Stored records
----
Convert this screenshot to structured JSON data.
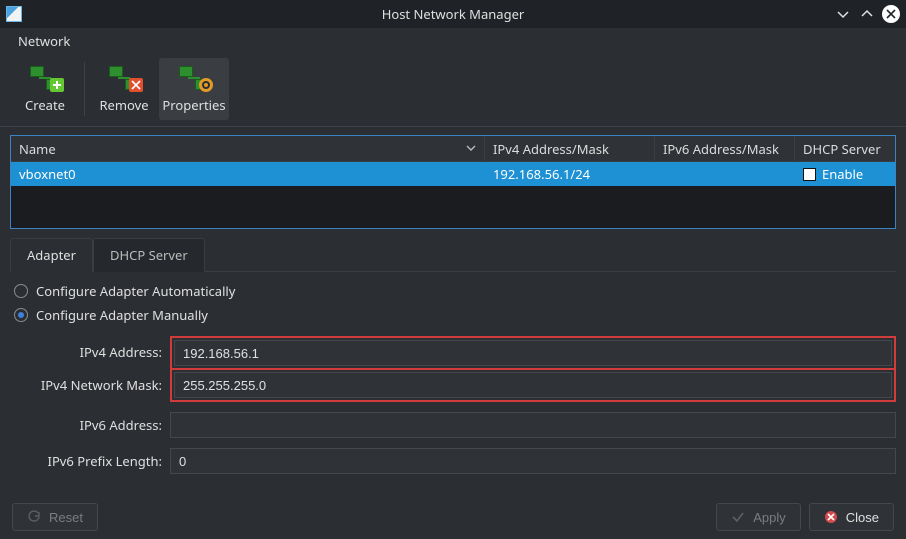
{
  "window": {
    "title": "Host Network Manager"
  },
  "menubar": {
    "network": "Network"
  },
  "toolbar": {
    "create": "Create",
    "remove": "Remove",
    "properties": "Properties"
  },
  "table": {
    "headers": {
      "name": "Name",
      "ipv4": "IPv4 Address/Mask",
      "ipv6": "IPv6 Address/Mask",
      "dhcp": "DHCP Server"
    },
    "rows": [
      {
        "name": "vboxnet0",
        "ipv4": "192.168.56.1/24",
        "ipv6": "",
        "dhcp_enable_label": "Enable",
        "dhcp_checked": false,
        "selected": true
      }
    ]
  },
  "tabs": {
    "adapter": "Adapter",
    "dhcp": "DHCP Server",
    "active": "adapter"
  },
  "adapter": {
    "auto_label": "Configure Adapter Automatically",
    "manual_label": "Configure Adapter Manually",
    "mode": "manual",
    "fields": {
      "ipv4_address_label": "IPv4 Address:",
      "ipv4_address_value": "192.168.56.1",
      "ipv4_mask_label": "IPv4 Network Mask:",
      "ipv4_mask_value": "255.255.255.0",
      "ipv6_address_label": "IPv6 Address:",
      "ipv6_address_value": "",
      "ipv6_prefix_label": "IPv6 Prefix Length:",
      "ipv6_prefix_value": "0"
    }
  },
  "buttons": {
    "reset": "Reset",
    "apply": "Apply",
    "close": "Close"
  }
}
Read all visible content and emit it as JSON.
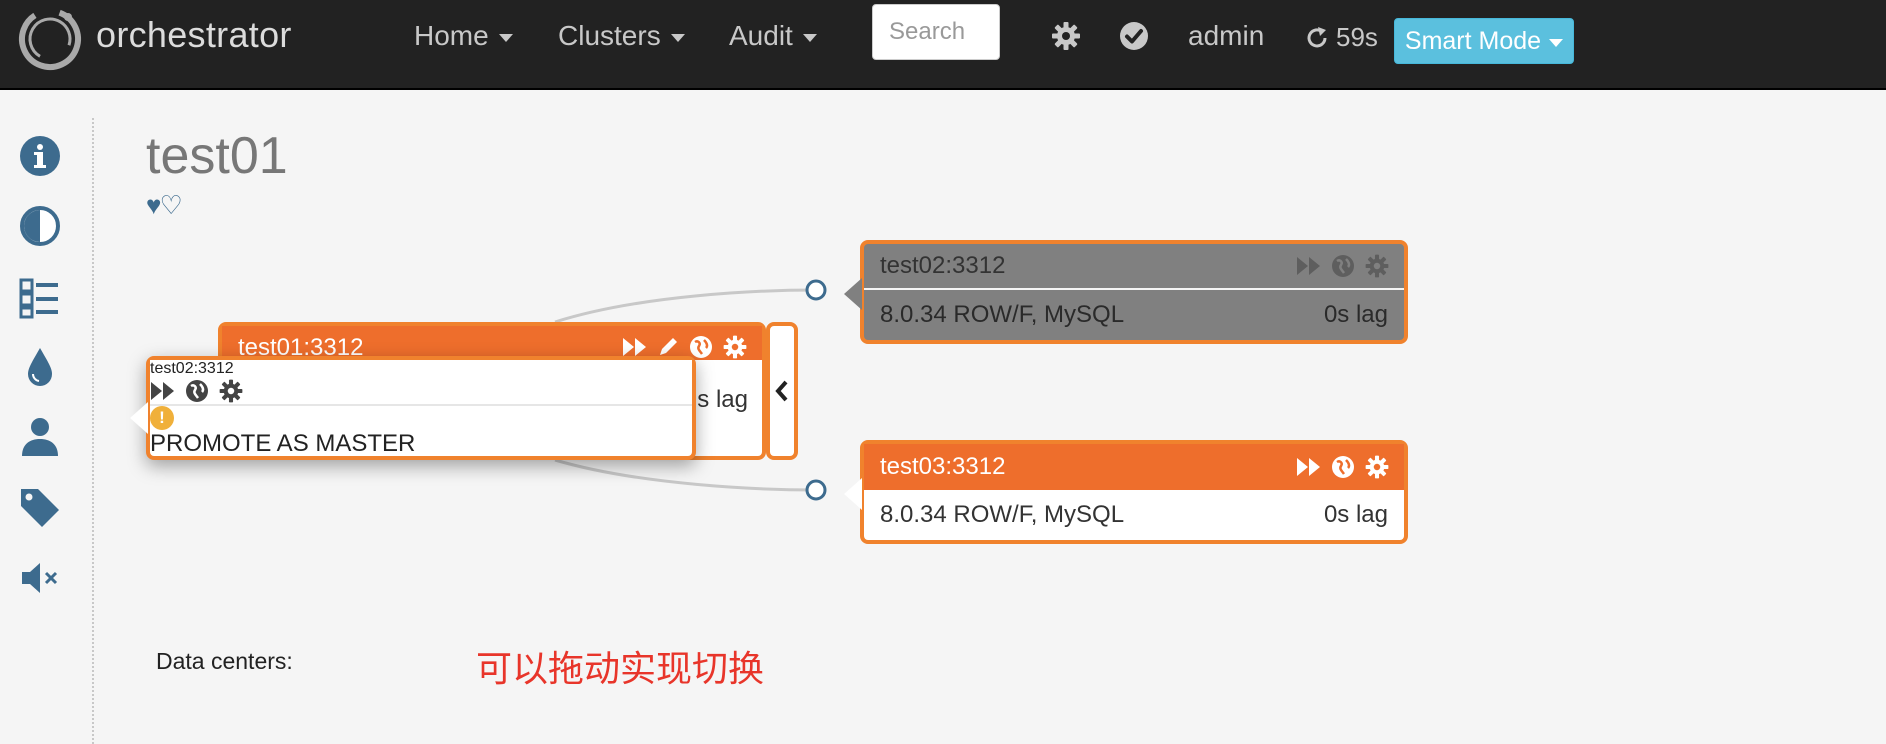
{
  "navbar": {
    "brand": "orchestrator",
    "menus": [
      {
        "label": "Home"
      },
      {
        "label": "Clusters"
      },
      {
        "label": "Audit"
      }
    ],
    "search_placeholder": "Search",
    "user": "admin",
    "refresh_countdown": "59s",
    "smart_mode_label": "Smart Mode"
  },
  "sidebar": {
    "icons": [
      "info-icon",
      "contrast-icon",
      "tasks-icon",
      "tint-icon",
      "user-icon",
      "tag-icon",
      "volume-off-icon"
    ]
  },
  "cluster": {
    "title": "test01",
    "hearts": "♥♡"
  },
  "instances": {
    "test01": {
      "name": "test01:3312",
      "lag": "s lag"
    },
    "test02": {
      "name": "test02:3312",
      "version": "8.0.34 ROW/F, MySQL",
      "lag": "0s lag"
    },
    "test03": {
      "name": "test03:3312",
      "version": "8.0.34 ROW/F, MySQL",
      "lag": "0s lag"
    }
  },
  "drag": {
    "name": "test02:3312",
    "action": "PROMOTE AS MASTER",
    "warn_glyph": "!"
  },
  "data_centers_label": "Data centers:",
  "annotation": "可以拖动实现切换",
  "colors": {
    "navbar_bg": "#222222",
    "instance_orange": "#ee6e2c",
    "smart_mode_bg": "#5bc0de",
    "annotation_red": "#e8352a",
    "sidebar_icon": "#3d6b8e"
  }
}
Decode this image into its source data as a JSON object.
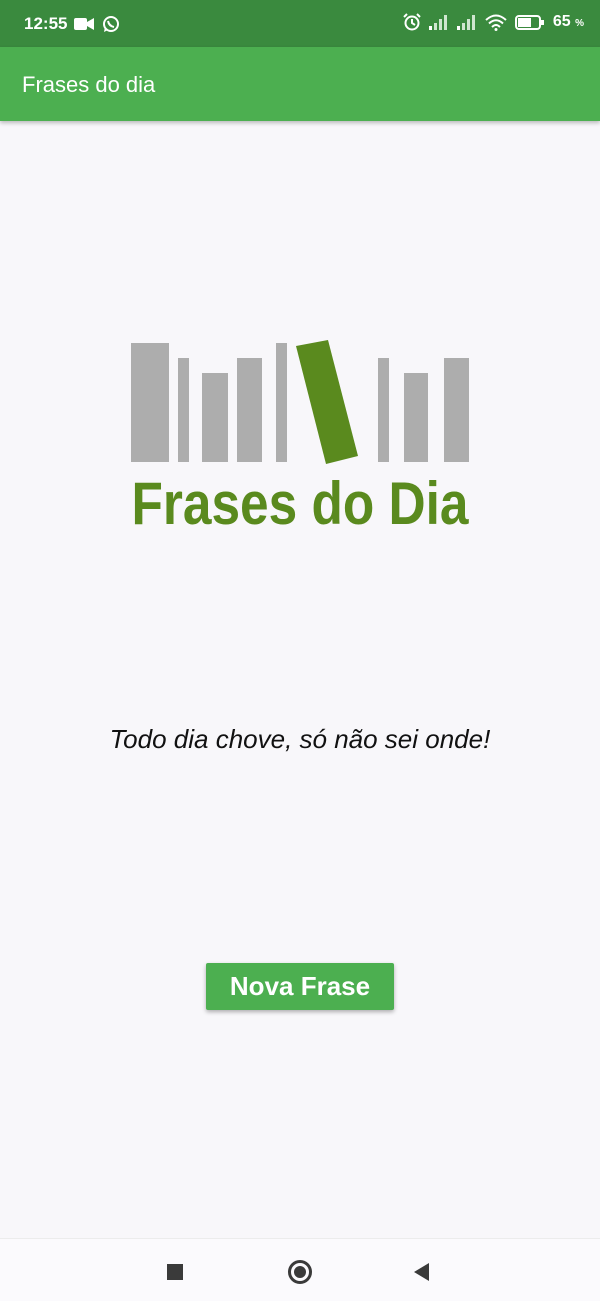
{
  "status_bar": {
    "time": "12:55",
    "left_icons": [
      "video-camera-icon",
      "whatsapp-icon"
    ],
    "right_icons": [
      "alarm-icon",
      "signal-icon",
      "signal-icon",
      "wifi-icon",
      "battery-icon"
    ],
    "battery_percent": "65",
    "battery_unit": "%",
    "battery_level": 0.65
  },
  "app_bar": {
    "title": "Frases do dia"
  },
  "logo": {
    "text": "Frases do Dia",
    "text_color": "#5a8a1e",
    "book_color": "#adadad"
  },
  "main": {
    "phrase": "Todo dia chove, só não sei onde!"
  },
  "actions": {
    "new_phrase_label": "Nova Frase"
  },
  "colors": {
    "primary": "#4caf50",
    "status_bar": "#3a8a3e",
    "background": "#f8f7fa"
  },
  "nav_bar": {
    "buttons": [
      "recents-icon",
      "home-icon",
      "back-icon"
    ]
  }
}
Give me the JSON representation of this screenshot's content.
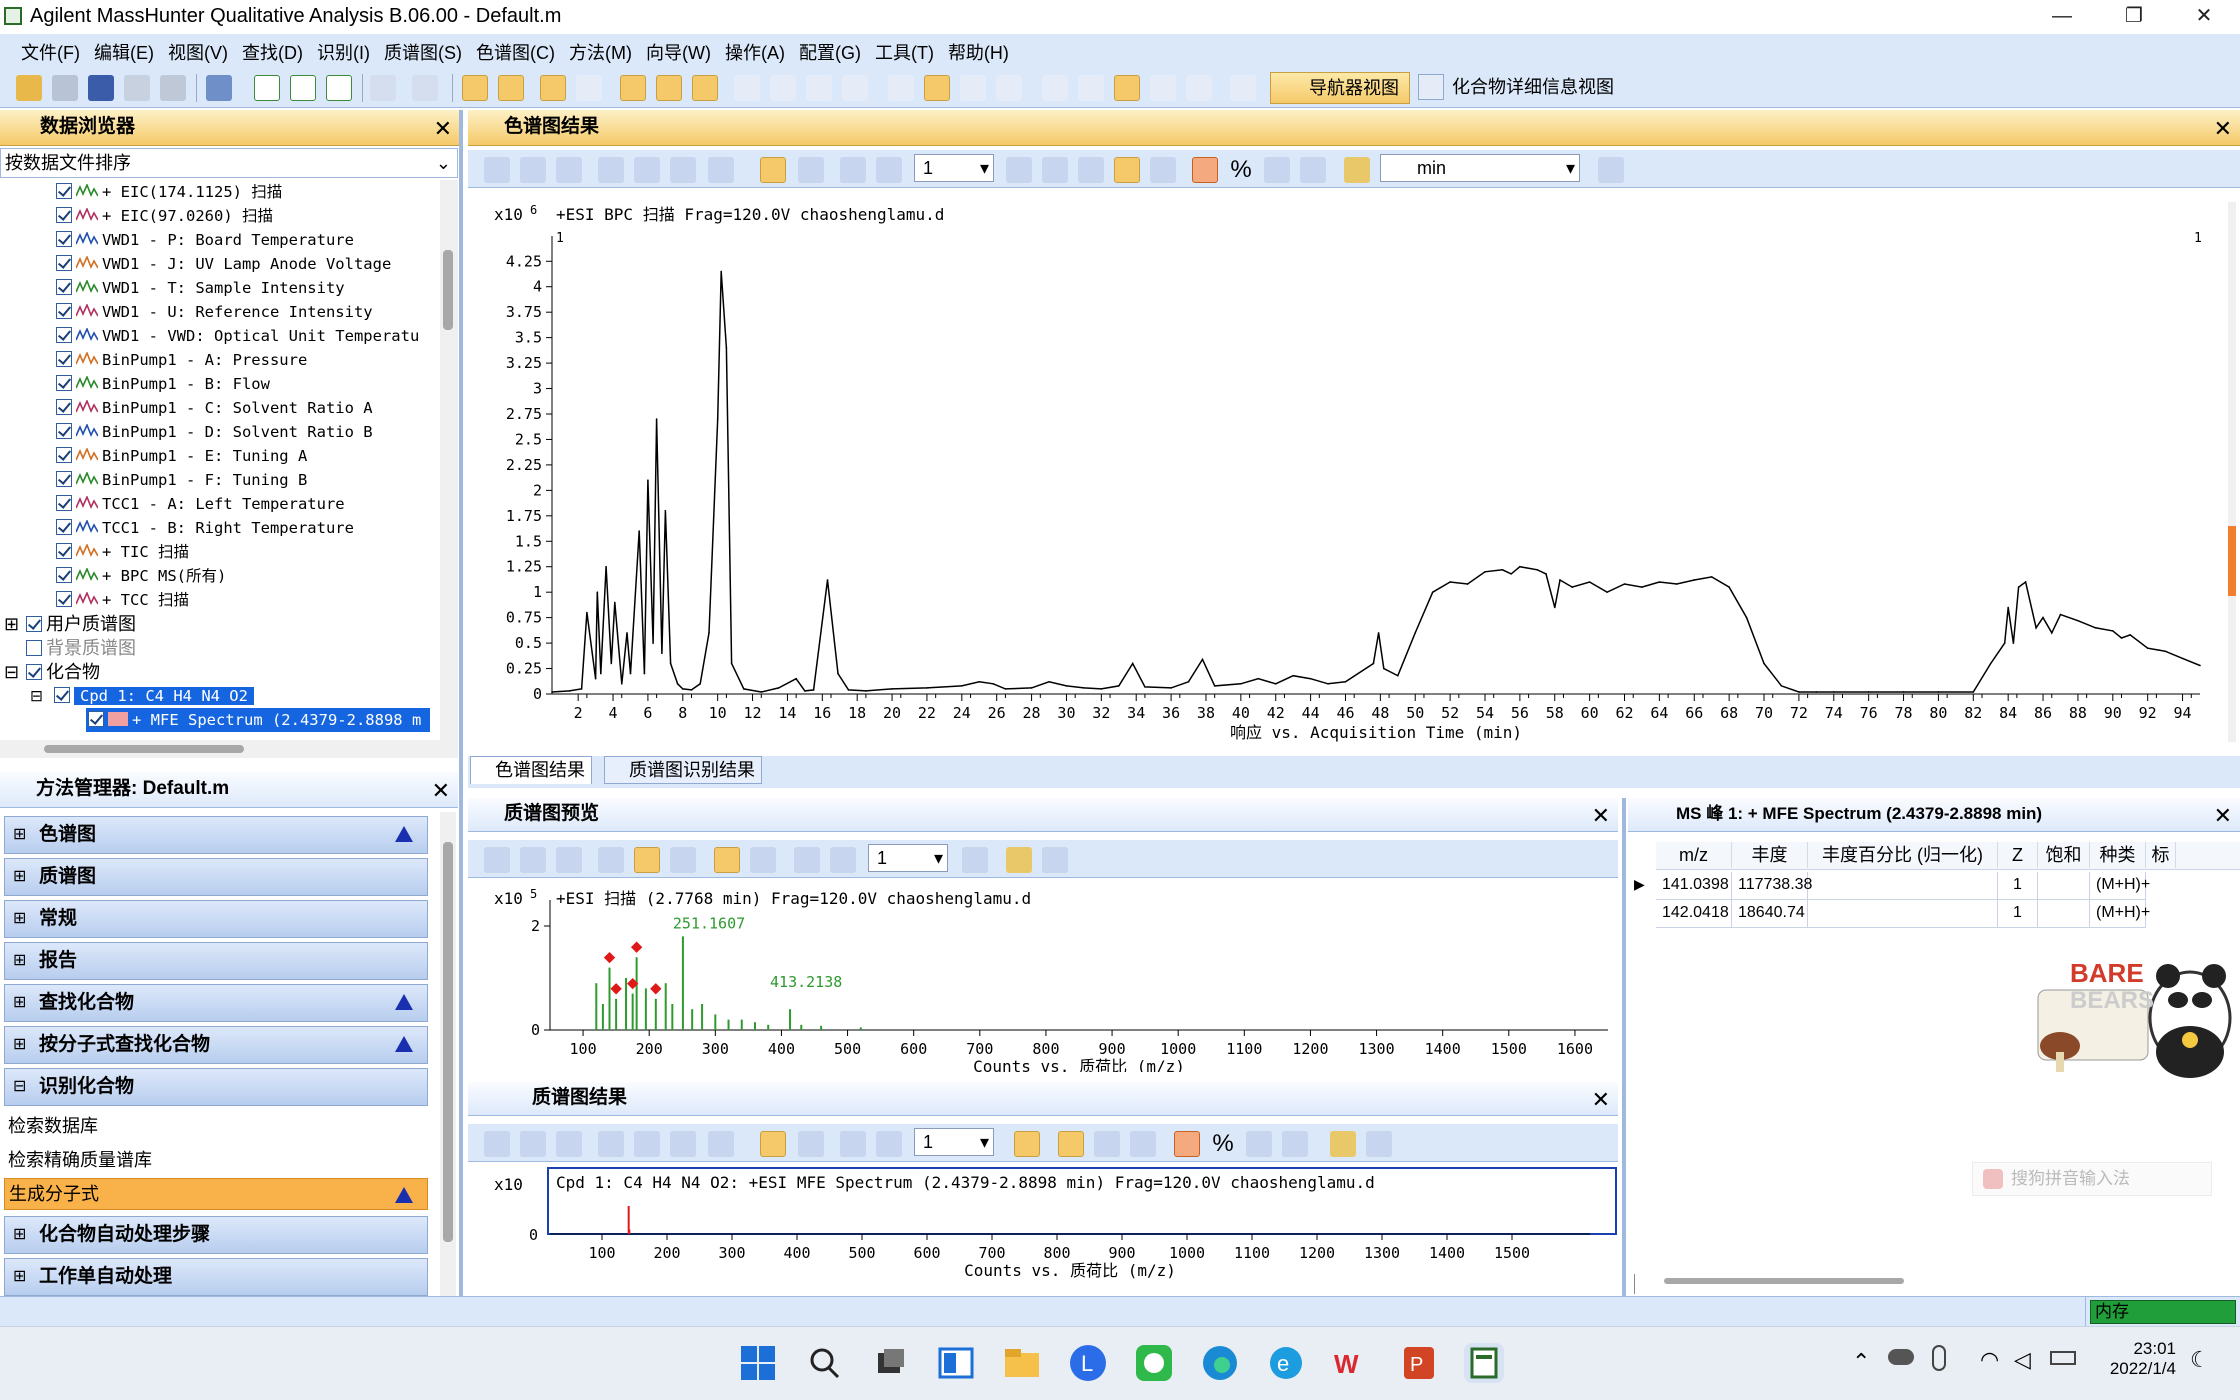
----
Working from the line that contains "Decode this image" to the last line of the listing, please quote each line exactly, pictures excluded.

Decode this image into its source data as a JSON object.
{
  "status_bar": {
    "time": "12:55",
    "left_icons": [
      "video-camera-icon",
      "whatsapp-icon"
    ],
    "right_icons": [
      "alarm-icon",
      "signal-icon",
      "signal-icon",
      "wifi-icon",
      "battery-icon"
    ],
    "battery_percent": "65",
    "battery_unit": "%",
    "battery_level": 0.65
  },
  "app_bar": {
    "title": "Frases do dia"
  },
  "logo": {
    "text": "Frases do Dia",
    "text_color": "#5a8a1e",
    "book_color": "#adadad"
  },
  "main": {
    "phrase": "Todo dia chove, só não sei onde!"
  },
  "actions": {
    "new_phrase_label": "Nova Frase"
  },
  "colors": {
    "primary": "#4caf50",
    "status_bar": "#3a8a3e",
    "background": "#f8f7fa"
  },
  "nav_bar": {
    "buttons": [
      "recents-icon",
      "home-icon",
      "back-icon"
    ]
  }
}
Give me the JSON representation of this screenshot's content.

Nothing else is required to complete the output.